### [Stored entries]
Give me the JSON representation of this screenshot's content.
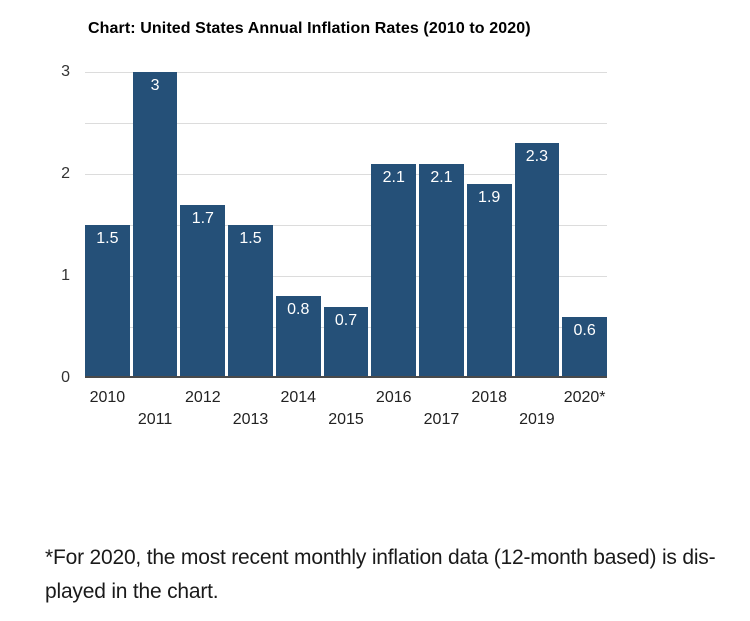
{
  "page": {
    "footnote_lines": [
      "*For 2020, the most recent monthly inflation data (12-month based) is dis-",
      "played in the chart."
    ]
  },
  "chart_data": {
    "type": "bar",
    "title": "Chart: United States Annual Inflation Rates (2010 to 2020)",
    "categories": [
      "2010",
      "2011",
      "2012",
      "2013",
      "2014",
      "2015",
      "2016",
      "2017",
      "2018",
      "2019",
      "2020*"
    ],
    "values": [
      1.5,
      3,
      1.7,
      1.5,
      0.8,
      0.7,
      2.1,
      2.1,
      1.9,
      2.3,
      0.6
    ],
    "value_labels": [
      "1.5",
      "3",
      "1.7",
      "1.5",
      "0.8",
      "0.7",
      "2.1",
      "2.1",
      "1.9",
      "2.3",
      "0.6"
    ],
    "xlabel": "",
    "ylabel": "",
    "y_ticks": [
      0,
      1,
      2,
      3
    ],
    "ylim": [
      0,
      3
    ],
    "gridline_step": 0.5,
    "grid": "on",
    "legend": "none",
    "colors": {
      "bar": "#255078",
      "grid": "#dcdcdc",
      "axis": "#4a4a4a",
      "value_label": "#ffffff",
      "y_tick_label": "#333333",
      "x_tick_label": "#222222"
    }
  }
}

* * *

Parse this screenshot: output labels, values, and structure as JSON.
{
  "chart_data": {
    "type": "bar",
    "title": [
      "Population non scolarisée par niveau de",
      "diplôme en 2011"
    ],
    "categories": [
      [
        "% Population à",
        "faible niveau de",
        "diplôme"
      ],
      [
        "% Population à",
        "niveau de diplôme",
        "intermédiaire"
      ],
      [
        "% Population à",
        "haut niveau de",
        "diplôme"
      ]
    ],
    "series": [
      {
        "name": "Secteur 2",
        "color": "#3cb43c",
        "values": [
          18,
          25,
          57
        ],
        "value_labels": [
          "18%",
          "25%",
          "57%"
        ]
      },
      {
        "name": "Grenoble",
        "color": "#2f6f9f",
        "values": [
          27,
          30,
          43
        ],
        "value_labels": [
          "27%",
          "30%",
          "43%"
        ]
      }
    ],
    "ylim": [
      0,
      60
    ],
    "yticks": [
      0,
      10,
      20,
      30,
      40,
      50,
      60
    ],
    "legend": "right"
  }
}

### [Directive]
Search the data above for the string "this" and return every line that has it.

### [The response]
Give me the JSON representation of this screenshot's content.
Parse this screenshot: output labels, values, and structure as JSON.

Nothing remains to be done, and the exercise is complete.